**Problem to work on**: Check each line below for the word "VIIIв", and copy those that have it.

**Material supplied**:

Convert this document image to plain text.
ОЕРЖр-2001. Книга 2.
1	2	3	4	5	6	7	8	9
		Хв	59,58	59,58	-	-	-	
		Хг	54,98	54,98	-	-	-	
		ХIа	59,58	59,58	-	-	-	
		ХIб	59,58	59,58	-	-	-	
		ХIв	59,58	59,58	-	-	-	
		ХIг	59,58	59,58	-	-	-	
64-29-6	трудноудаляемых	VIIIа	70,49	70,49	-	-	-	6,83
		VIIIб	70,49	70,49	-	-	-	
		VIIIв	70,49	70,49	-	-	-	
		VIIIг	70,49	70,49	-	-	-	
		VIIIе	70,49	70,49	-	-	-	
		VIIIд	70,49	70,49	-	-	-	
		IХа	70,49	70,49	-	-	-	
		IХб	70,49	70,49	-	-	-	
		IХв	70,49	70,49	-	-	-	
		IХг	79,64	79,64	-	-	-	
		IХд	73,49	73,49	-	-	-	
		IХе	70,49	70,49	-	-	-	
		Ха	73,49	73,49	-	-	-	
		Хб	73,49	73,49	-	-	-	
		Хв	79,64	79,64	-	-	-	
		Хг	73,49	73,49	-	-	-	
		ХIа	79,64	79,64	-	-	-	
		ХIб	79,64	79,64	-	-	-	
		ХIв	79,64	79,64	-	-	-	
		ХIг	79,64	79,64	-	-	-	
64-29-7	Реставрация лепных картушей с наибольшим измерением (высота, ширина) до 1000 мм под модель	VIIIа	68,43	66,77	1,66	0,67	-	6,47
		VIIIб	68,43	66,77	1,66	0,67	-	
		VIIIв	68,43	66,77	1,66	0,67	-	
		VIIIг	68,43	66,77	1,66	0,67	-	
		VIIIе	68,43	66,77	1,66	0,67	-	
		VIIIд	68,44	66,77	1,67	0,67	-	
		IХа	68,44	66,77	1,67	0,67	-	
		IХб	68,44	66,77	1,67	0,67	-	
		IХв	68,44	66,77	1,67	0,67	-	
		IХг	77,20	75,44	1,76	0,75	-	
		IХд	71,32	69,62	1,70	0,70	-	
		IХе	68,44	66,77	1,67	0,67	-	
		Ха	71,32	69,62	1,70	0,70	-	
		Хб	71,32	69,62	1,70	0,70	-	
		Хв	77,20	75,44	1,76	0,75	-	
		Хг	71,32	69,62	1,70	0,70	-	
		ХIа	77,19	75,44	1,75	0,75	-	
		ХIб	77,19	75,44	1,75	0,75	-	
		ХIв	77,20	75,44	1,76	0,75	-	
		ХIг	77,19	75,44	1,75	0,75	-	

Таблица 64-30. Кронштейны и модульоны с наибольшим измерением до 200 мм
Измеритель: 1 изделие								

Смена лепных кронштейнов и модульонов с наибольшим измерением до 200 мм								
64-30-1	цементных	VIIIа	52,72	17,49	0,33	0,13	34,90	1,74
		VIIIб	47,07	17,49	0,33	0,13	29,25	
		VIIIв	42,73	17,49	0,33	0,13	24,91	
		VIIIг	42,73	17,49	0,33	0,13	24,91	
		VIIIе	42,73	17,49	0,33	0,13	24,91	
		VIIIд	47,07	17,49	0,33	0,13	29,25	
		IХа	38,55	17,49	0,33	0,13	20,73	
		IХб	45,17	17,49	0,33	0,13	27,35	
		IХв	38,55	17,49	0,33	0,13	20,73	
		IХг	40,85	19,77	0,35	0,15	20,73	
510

**Task solution**:
		VIIIв	70,49	70,49	-	-	-	
		VIIIв	68,43	66,77	1,66	0,67	-	
		VIIIв	42,73	17,49	0,33	0,13	24,91	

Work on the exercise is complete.